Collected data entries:
* start *

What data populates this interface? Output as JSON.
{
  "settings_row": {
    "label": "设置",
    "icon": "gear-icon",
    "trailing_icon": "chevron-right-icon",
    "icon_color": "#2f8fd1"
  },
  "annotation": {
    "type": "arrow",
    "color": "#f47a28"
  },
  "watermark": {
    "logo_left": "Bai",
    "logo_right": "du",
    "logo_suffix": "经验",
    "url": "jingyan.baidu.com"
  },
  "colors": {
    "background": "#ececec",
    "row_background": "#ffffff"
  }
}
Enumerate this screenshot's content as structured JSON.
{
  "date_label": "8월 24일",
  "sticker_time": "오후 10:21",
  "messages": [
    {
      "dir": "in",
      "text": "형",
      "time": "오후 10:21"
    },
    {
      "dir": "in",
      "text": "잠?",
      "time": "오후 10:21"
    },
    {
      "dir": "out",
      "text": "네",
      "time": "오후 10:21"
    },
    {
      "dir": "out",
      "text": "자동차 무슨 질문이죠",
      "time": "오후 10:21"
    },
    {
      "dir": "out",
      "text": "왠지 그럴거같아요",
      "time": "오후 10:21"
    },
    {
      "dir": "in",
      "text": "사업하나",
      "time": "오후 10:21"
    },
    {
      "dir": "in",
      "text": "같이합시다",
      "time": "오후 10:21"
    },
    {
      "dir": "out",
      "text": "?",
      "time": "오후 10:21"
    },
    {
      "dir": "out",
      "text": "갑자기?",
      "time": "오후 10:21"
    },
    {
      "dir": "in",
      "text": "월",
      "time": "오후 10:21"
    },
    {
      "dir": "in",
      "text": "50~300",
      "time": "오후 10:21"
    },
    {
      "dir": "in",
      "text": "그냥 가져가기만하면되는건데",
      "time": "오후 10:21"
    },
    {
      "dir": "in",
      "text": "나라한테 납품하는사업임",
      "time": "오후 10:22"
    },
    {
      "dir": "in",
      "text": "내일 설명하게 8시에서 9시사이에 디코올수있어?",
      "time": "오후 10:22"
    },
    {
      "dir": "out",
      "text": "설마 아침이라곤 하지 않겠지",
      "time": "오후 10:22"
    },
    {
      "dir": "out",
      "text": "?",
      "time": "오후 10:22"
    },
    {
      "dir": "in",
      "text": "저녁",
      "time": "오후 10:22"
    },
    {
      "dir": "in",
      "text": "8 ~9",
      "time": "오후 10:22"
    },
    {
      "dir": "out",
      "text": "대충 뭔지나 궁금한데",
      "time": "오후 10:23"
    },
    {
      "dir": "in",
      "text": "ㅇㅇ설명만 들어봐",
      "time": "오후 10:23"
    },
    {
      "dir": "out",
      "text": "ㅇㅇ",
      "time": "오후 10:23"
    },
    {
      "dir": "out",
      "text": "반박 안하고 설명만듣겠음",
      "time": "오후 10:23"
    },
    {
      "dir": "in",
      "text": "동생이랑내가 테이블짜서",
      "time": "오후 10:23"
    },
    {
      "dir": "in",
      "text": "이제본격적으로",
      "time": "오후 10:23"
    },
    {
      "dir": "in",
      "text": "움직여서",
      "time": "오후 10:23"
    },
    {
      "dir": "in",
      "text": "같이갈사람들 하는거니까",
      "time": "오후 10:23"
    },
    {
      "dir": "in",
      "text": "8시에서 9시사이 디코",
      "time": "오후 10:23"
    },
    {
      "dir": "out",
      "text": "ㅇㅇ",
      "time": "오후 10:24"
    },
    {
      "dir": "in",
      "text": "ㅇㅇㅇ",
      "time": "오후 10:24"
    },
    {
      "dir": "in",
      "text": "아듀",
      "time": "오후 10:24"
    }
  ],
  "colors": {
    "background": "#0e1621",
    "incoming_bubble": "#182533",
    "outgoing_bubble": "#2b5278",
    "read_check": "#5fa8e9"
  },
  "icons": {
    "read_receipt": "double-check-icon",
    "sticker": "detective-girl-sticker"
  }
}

* end *

Given instruction >> Extract each entry in full and write it down exactly.

Solution for this problem >>
What data populates this interface? Output as JSON.
{
  "settings_row": {
    "label": "设置",
    "icon": "gear-icon",
    "trailing_icon": "chevron-right-icon",
    "icon_color": "#2f8fd1"
  },
  "annotation": {
    "type": "arrow",
    "color": "#f47a28"
  },
  "watermark": {
    "logo_left": "Bai",
    "logo_right": "du",
    "logo_suffix": "经验",
    "url": "jingyan.baidu.com"
  },
  "colors": {
    "background": "#ececec",
    "row_background": "#ffffff"
  }
}
Enumerate this screenshot's content as structured JSON.
{
  "date_label": "8월 24일",
  "sticker_time": "오후 10:21",
  "messages": [
    {
      "dir": "in",
      "text": "형",
      "time": "오후 10:21"
    },
    {
      "dir": "in",
      "text": "잠?",
      "time": "오후 10:21"
    },
    {
      "dir": "out",
      "text": "네",
      "time": "오후 10:21"
    },
    {
      "dir": "out",
      "text": "자동차 무슨 질문이죠",
      "time": "오후 10:21"
    },
    {
      "dir": "out",
      "text": "왠지 그럴거같아요",
      "time": "오후 10:21"
    },
    {
      "dir": "in",
      "text": "사업하나",
      "time": "오후 10:21"
    },
    {
      "dir": "in",
      "text": "같이합시다",
      "time": "오후 10:21"
    },
    {
      "dir": "out",
      "text": "?",
      "time": "오후 10:21"
    },
    {
      "dir": "out",
      "text": "갑자기?",
      "time": "오후 10:21"
    },
    {
      "dir": "in",
      "text": "월",
      "time": "오후 10:21"
    },
    {
      "dir": "in",
      "text": "50~300",
      "time": "오후 10:21"
    },
    {
      "dir": "in",
      "text": "그냥 가져가기만하면되는건데",
      "time": "오후 10:21"
    },
    {
      "dir": "in",
      "text": "나라한테 납품하는사업임",
      "time": "오후 10:22"
    },
    {
      "dir": "in",
      "text": "내일 설명하게 8시에서 9시사이에 디코올수있어?",
      "time": "오후 10:22"
    },
    {
      "dir": "out",
      "text": "설마 아침이라곤 하지 않겠지",
      "time": "오후 10:22"
    },
    {
      "dir": "out",
      "text": "?",
      "time": "오후 10:22"
    },
    {
      "dir": "in",
      "text": "저녁",
      "time": "오후 10:22"
    },
    {
      "dir": "in",
      "text": "8 ~9",
      "time": "오후 10:22"
    },
    {
      "dir": "out",
      "text": "대충 뭔지나 궁금한데",
      "time": "오후 10:23"
    },
    {
      "dir": "in",
      "text": "ㅇㅇ설명만 들어봐",
      "time": "오후 10:23"
    },
    {
      "dir": "out",
      "text": "ㅇㅇ",
      "time": "오후 10:23"
    },
    {
      "dir": "out",
      "text": "반박 안하고 설명만듣겠음",
      "time": "오후 10:23"
    },
    {
      "dir": "in",
      "text": "동생이랑내가 테이블짜서",
      "time": "오후 10:23"
    },
    {
      "dir": "in",
      "text": "이제본격적으로",
      "time": "오후 10:23"
    },
    {
      "dir": "in",
      "text": "움직여서",
      "time": "오후 10:23"
    },
    {
      "dir": "in",
      "text": "같이갈사람들 하는거니까",
      "time": "오후 10:23"
    },
    {
      "dir": "in",
      "text": "8시에서 9시사이 디코",
      "time": "오후 10:23"
    },
    {
      "dir": "out",
      "text": "ㅇㅇ",
      "time": "오후 10:24"
    },
    {
      "dir": "in",
      "text": "ㅇㅇㅇ",
      "time": "오후 10:24"
    },
    {
      "dir": "in",
      "text": "아듀",
      "time": "오후 10:24"
    }
  ],
  "colors": {
    "background": "#0e1621",
    "incoming_bubble": "#182533",
    "outgoing_bubble": "#2b5278",
    "read_check": "#5fa8e9"
  },
  "icons": {
    "read_receipt": "double-check-icon",
    "sticker": "detective-girl-sticker"
  }
}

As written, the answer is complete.